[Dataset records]
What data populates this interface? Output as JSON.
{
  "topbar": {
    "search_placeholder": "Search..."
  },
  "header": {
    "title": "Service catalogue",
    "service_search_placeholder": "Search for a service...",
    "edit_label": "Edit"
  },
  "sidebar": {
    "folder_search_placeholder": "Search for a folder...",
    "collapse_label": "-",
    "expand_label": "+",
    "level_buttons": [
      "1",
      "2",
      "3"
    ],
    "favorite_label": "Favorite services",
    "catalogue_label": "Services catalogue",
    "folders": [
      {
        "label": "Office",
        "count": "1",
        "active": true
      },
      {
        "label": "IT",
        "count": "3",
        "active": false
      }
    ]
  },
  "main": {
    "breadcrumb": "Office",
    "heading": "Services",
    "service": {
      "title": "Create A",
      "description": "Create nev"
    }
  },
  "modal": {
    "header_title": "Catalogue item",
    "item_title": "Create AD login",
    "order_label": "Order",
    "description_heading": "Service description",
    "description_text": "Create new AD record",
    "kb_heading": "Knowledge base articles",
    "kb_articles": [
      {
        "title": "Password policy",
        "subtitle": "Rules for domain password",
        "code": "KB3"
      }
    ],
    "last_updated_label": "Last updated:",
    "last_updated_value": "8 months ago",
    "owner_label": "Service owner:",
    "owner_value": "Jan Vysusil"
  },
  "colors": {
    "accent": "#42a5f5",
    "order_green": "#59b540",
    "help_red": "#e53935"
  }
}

▸ Stated problem
Gather each line from the entries above that includes the word "Create".

▸ Task solution
      "title": "Create A",
      "description": "Create nev"
    "item_title": "Create AD login",
    "description_text": "Create new AD record",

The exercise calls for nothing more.